--- Begin ---

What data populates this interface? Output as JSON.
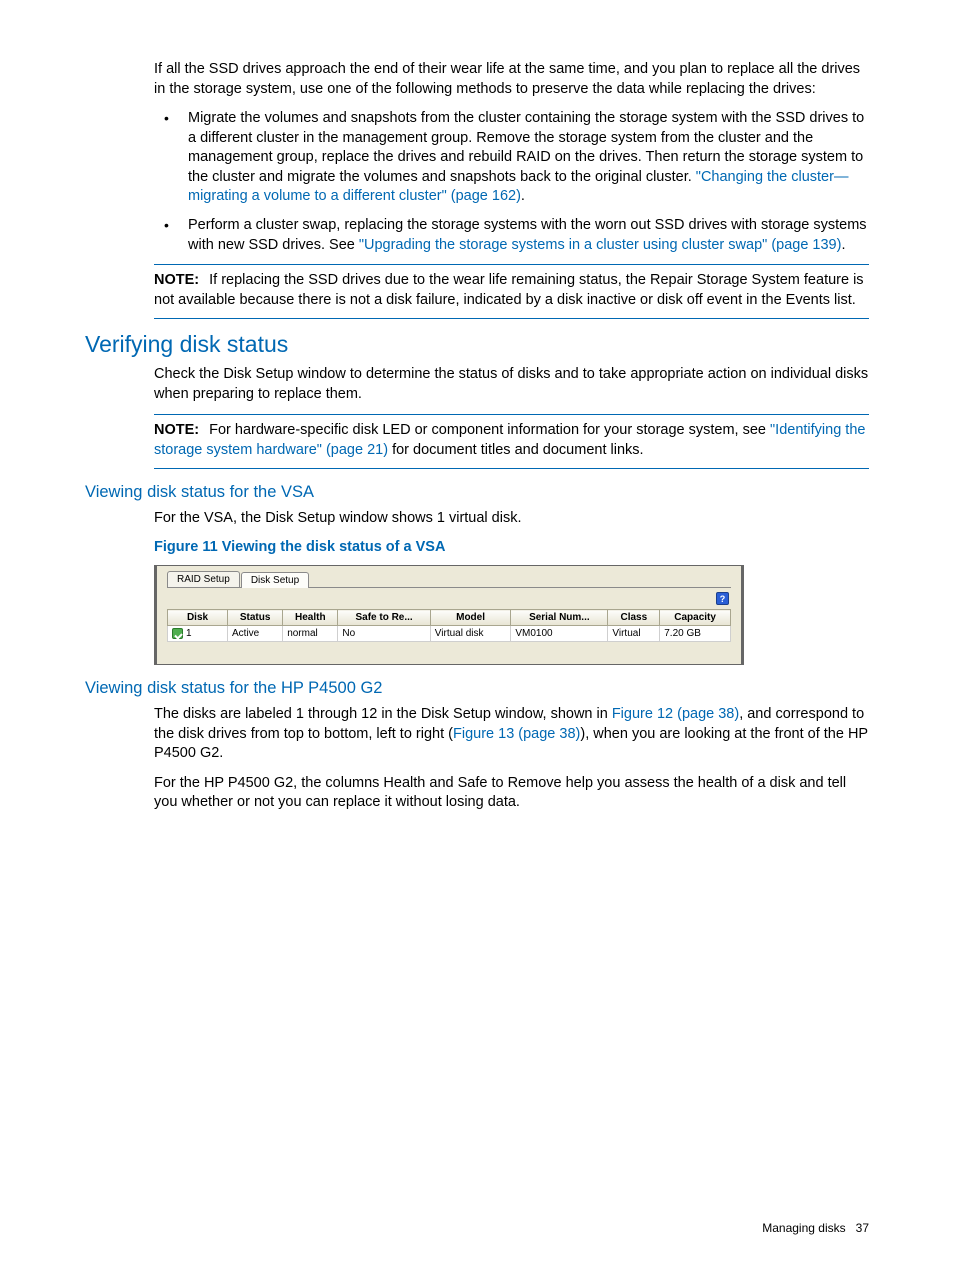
{
  "intro": "If all the SSD drives approach the end of their wear life at the same time, and you plan to replace all the drives in the storage system, use one of the following methods to preserve the data while replacing the drives:",
  "bullets": [
    {
      "text": "Migrate the volumes and snapshots from the cluster containing the storage system with the SSD drives to a different cluster in the management group. Remove the storage system from the cluster and the management group, replace the drives and rebuild RAID on the drives. Then return the storage system to the cluster and migrate the volumes and snapshots back to the original cluster. ",
      "link": "\"Changing the cluster—migrating a volume to a different cluster\" (page 162)",
      "after": "."
    },
    {
      "text": "Perform a cluster swap, replacing the storage systems with the worn out SSD drives with storage systems with new SSD drives. See ",
      "link": "\"Upgrading the storage systems in a cluster using cluster swap\" (page 139)",
      "after": "."
    }
  ],
  "note1": {
    "label": "NOTE:",
    "text": "If replacing the SSD drives due to the wear life remaining status, the Repair Storage System feature is not available because there is not a disk failure, indicated by a disk inactive or disk off event in the Events list."
  },
  "h2_verifying": "Verifying disk status",
  "verifying_para": "Check the Disk Setup window to determine the status of disks and to take appropriate action on individual disks when preparing to replace them.",
  "note2": {
    "label": "NOTE:",
    "pre": "For hardware-specific disk LED or component information for your storage system, see ",
    "link": "\"Identifying the storage system hardware\" (page 21)",
    "post": " for document titles and document links."
  },
  "h3_vsa": "Viewing disk status for the VSA",
  "vsa_para": "For the VSA, the Disk Setup window shows 1 virtual disk.",
  "fig11_caption": "Figure 11 Viewing the disk status of a VSA",
  "fig11": {
    "tabs": {
      "raid": "RAID Setup",
      "disk": "Disk Setup"
    },
    "help": "?",
    "headers": {
      "disk": "Disk",
      "status": "Status",
      "health": "Health",
      "safe": "Safe to Re...",
      "model": "Model",
      "serial": "Serial Num...",
      "class": "Class",
      "capacity": "Capacity"
    },
    "row": {
      "disk": "1",
      "status": "Active",
      "health": "normal",
      "safe": "No",
      "model": "Virtual disk",
      "serial": "VM0100",
      "class": "Virtual",
      "capacity": "7.20 GB"
    }
  },
  "h3_p4500": "Viewing disk status for the HP P4500 G2",
  "p4500_para1": {
    "pre": "The disks are labeled 1 through 12 in the Disk Setup window, shown in ",
    "link1": "Figure 12 (page 38)",
    "mid": ", and correspond to the disk drives from top to bottom, left to right (",
    "link2": "Figure 13 (page 38)",
    "post": "), when you are looking at the front of the HP P4500 G2."
  },
  "p4500_para2": "For the HP P4500 G2, the columns Health and Safe to Remove help you assess the health of a disk and tell you whether or not you can replace it without losing data.",
  "footer": {
    "section": "Managing disks",
    "page": "37"
  }
}
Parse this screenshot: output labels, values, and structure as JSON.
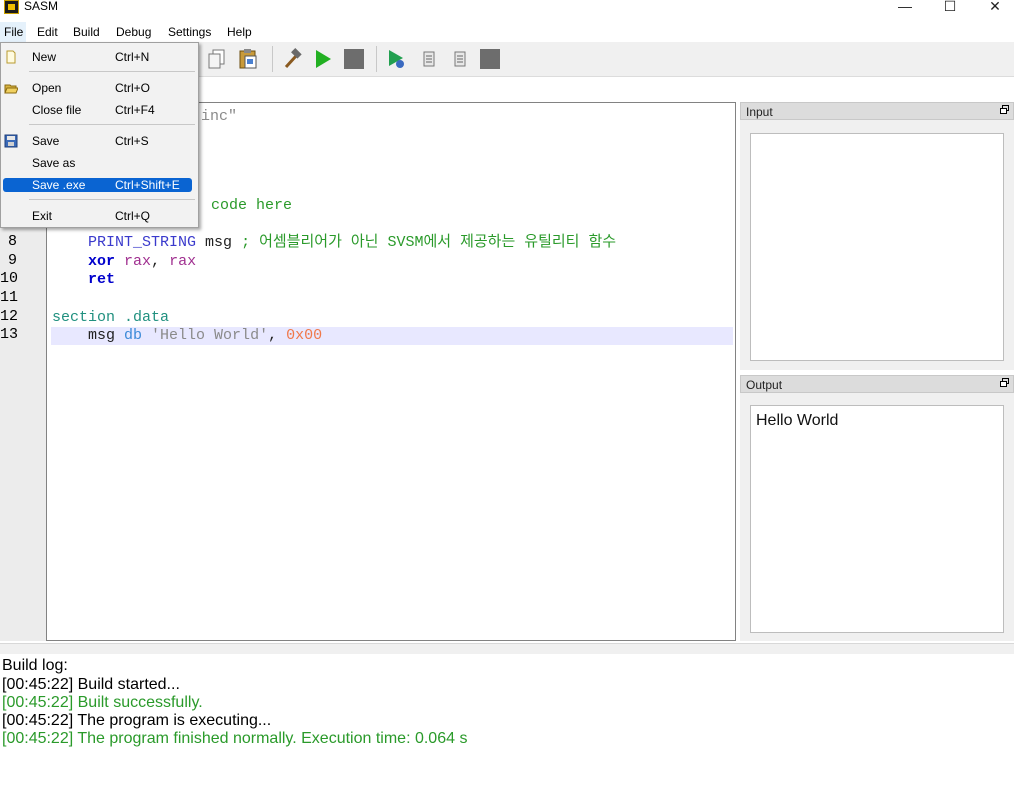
{
  "window": {
    "title": "SASM",
    "minimize_glyph": "—",
    "maximize_glyph": "☐",
    "close_glyph": "✕"
  },
  "menubar": {
    "items": [
      "File",
      "Edit",
      "Build",
      "Debug",
      "Settings",
      "Help"
    ]
  },
  "file_menu": {
    "items": [
      {
        "label": "New",
        "shortcut": "Ctrl+N",
        "icon": "new-file-icon"
      },
      {
        "label": "Open",
        "shortcut": "Ctrl+O",
        "icon": "open-folder-icon"
      },
      {
        "label": "Close file",
        "shortcut": "Ctrl+F4",
        "icon": ""
      },
      {
        "label": "Save",
        "shortcut": "Ctrl+S",
        "icon": "save-disk-icon"
      },
      {
        "label": "Save as",
        "shortcut": "",
        "icon": ""
      },
      {
        "label": "Save .exe",
        "shortcut": "Ctrl+Shift+E",
        "icon": "",
        "selected": true
      },
      {
        "label": "Exit",
        "shortcut": "Ctrl+Q",
        "icon": ""
      }
    ]
  },
  "editor": {
    "visible_fragments": {
      "line1_tail": "inc\"",
      "line5_tail": "code here"
    },
    "lines": [
      {
        "num": "8",
        "text": "    PRINT_STRING msg ; 어셈블리어가 아닌 SVSM에서 제공하는 유틸리티 함수"
      },
      {
        "num": "9",
        "text": "    xor rax, rax"
      },
      {
        "num": "10",
        "text": "    ret"
      },
      {
        "num": "11",
        "text": ""
      },
      {
        "num": "12",
        "text": "section .data"
      },
      {
        "num": "13",
        "text": "    msg db 'Hello World', 0x00"
      }
    ]
  },
  "input_panel": {
    "title": "Input",
    "value": ""
  },
  "output_panel": {
    "title": "Output",
    "value": "Hello World"
  },
  "build_log": {
    "title": "Build log:",
    "entries": [
      {
        "text": "[00:45:22] Build started...",
        "color": "#000000"
      },
      {
        "text": "[00:45:22] Built successfully.",
        "color": "#2a9a2a"
      },
      {
        "text": "[00:45:22] The program is executing...",
        "color": "#000000"
      },
      {
        "text": "[00:45:22] The program finished normally. Execution time: 0.064 s",
        "color": "#2a9a2a"
      }
    ]
  },
  "colors": {
    "selection": "#0a64d2",
    "success": "#2a9a2a",
    "current_line": "#e8e8ff"
  }
}
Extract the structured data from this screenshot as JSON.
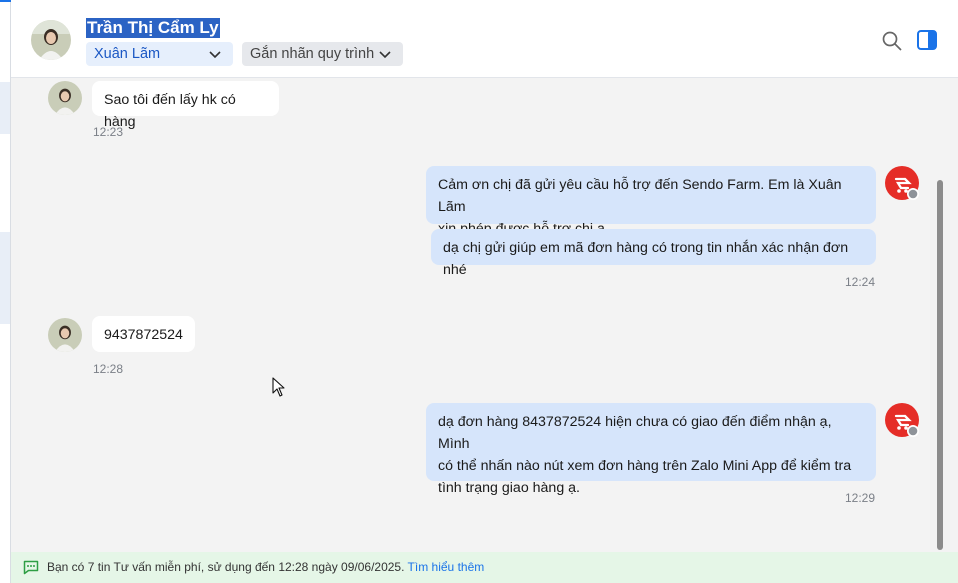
{
  "header": {
    "contact_name": "Trần Thị Cẩm Ly",
    "assignee": "Xuân Lãm",
    "tag_placeholder": "Gắn nhãn quy trình"
  },
  "messages": [
    {
      "direction": "incoming",
      "text": "Sao tôi đến lấy hk có hàng",
      "time": "12:23"
    },
    {
      "direction": "outgoing",
      "text_lines": [
        "Cảm ơn chị đã gửi yêu cầu hỗ trợ đến Sendo Farm. Em là Xuân Lãm",
        "xin phép được hỗ trợ chị ạ."
      ]
    },
    {
      "direction": "outgoing",
      "text": "dạ chị gửi giúp em mã đơn hàng có trong tin nhắn xác nhận đơn nhé",
      "time": "12:24"
    },
    {
      "direction": "incoming",
      "text": "9437872524",
      "time": "12:28"
    },
    {
      "direction": "outgoing",
      "text_lines": [
        "dạ đơn hàng 8437872524 hiện chưa có giao đến điểm nhận ạ, Mình",
        "có thể nhấn nào nút xem đơn hàng trên Zalo Mini App để kiểm tra",
        "tình trạng giao hàng ạ."
      ],
      "time": "12:29"
    }
  ],
  "notice": {
    "text": "Bạn có 7 tin Tư vấn miễn phí, sử dụng đến 12:28 ngày 09/06/2025. ",
    "link": "Tìm hiểu thêm"
  },
  "colors": {
    "outgoing_bubble": "#d6e5fb",
    "incoming_bubble": "#ffffff",
    "brand_red": "#e52d27",
    "link_blue": "#1a73e8"
  }
}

--- End ---

WHAT THE EXERCISE ASKS: State how many lines of the data include the word "hàng", with nothing else.

SOLUTION FOR THIS PROBLEM: 5